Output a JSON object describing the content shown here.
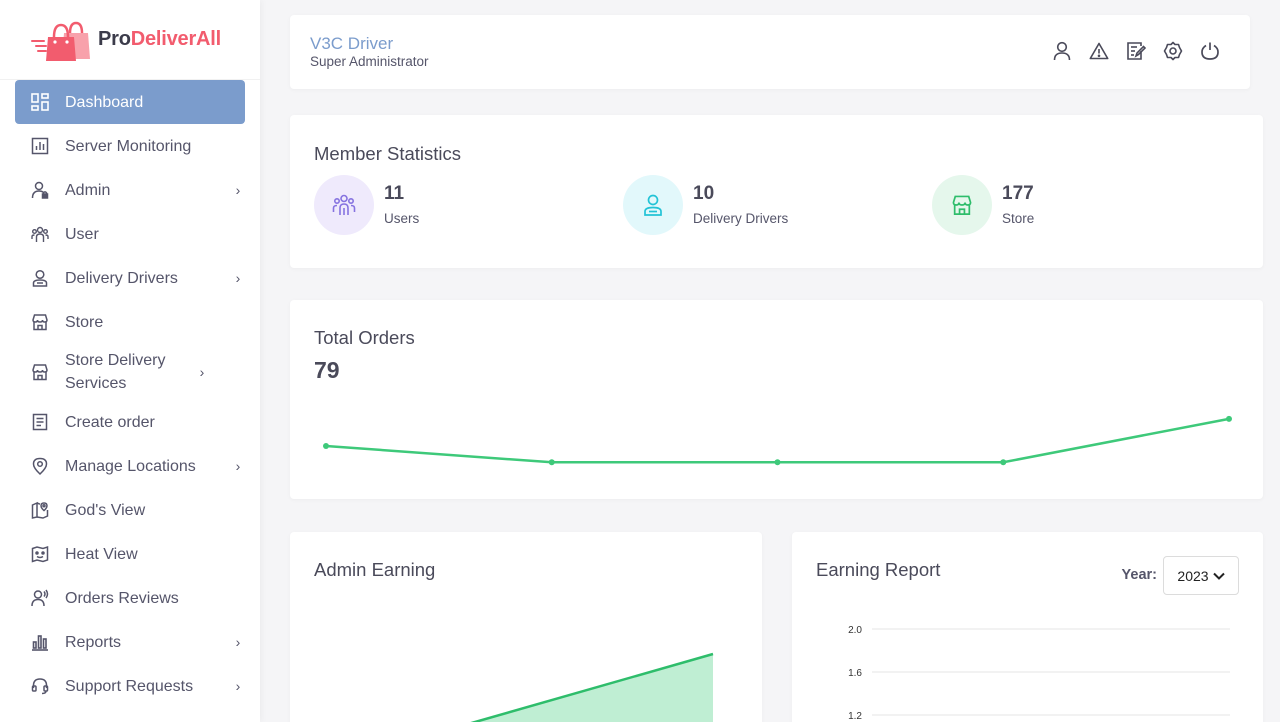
{
  "brand": {
    "name_part1": "Pro",
    "name_part2": "DeliverAll"
  },
  "sidebar": {
    "items": [
      {
        "label": "Dashboard",
        "icon": "dashboard-icon",
        "active": true,
        "submenu": false
      },
      {
        "label": "Server Monitoring",
        "icon": "bar-chart-icon",
        "submenu": false
      },
      {
        "label": "Admin",
        "icon": "admin-user-icon",
        "submenu": true
      },
      {
        "label": "User",
        "icon": "users-icon",
        "submenu": false
      },
      {
        "label": "Delivery Drivers",
        "icon": "driver-icon",
        "submenu": true
      },
      {
        "label": "Store",
        "icon": "store-icon",
        "submenu": false
      },
      {
        "label": "Store Delivery Services",
        "icon": "store-icon",
        "submenu": true
      },
      {
        "label": "Create order",
        "icon": "document-icon",
        "submenu": false
      },
      {
        "label": "Manage Locations",
        "icon": "location-pin-icon",
        "submenu": true
      },
      {
        "label": "God's View",
        "icon": "map-pin-icon",
        "submenu": false
      },
      {
        "label": "Heat View",
        "icon": "heat-map-icon",
        "submenu": false
      },
      {
        "label": "Orders Reviews",
        "icon": "review-icon",
        "submenu": false
      },
      {
        "label": "Reports",
        "icon": "reports-icon",
        "submenu": true
      },
      {
        "label": "Support Requests",
        "icon": "headset-icon",
        "submenu": true
      }
    ]
  },
  "header": {
    "user_name": "V3C Driver",
    "user_role": "Super Administrator",
    "icons": [
      "profile-icon",
      "warning-icon",
      "edit-note-icon",
      "settings-icon",
      "power-icon"
    ]
  },
  "member_stats": {
    "title": "Member Statistics",
    "items": [
      {
        "value": "11",
        "label": "Users",
        "icon": "users-icon",
        "color": "#8673e0",
        "bg": "#efeafc"
      },
      {
        "value": "10",
        "label": "Delivery Drivers",
        "icon": "driver-icon",
        "color": "#22c3d6",
        "bg": "#e2f8fb"
      },
      {
        "value": "177",
        "label": "Store",
        "icon": "store-icon",
        "color": "#2ebd6b",
        "bg": "#e5f7ec"
      }
    ]
  },
  "total_orders": {
    "title": "Total Orders",
    "value": "79",
    "line_color": "#3ec97a",
    "sparkline": [
      16,
      13,
      13,
      13,
      21
    ]
  },
  "admin_earning": {
    "title": "Admin Earning",
    "fill_color": "#bfeed3",
    "line_color": "#2ebd6b"
  },
  "earning_report": {
    "title": "Earning Report",
    "year_label": "Year:",
    "year_value": "2023"
  },
  "chart_data": [
    {
      "type": "line",
      "title": "Total Orders",
      "x": [
        1,
        2,
        3,
        4,
        5
      ],
      "values": [
        16,
        13,
        13,
        13,
        21
      ]
    },
    {
      "type": "line",
      "title": "Earning Report",
      "ylabel": "",
      "y_ticks": [
        "2.0",
        "1.6",
        "1.2"
      ],
      "grid": true,
      "values": []
    }
  ]
}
___
**REQUEST:** Extract every line above that contains the word "title".

**RESULT FOR THIS EXERCISE:**
    "title": "Member Statistics",
    "title": "Total Orders",
    "title": "Admin Earning",
    "title": "Earning Report",
      "title": "Total Orders",
      "title": "Earning Report",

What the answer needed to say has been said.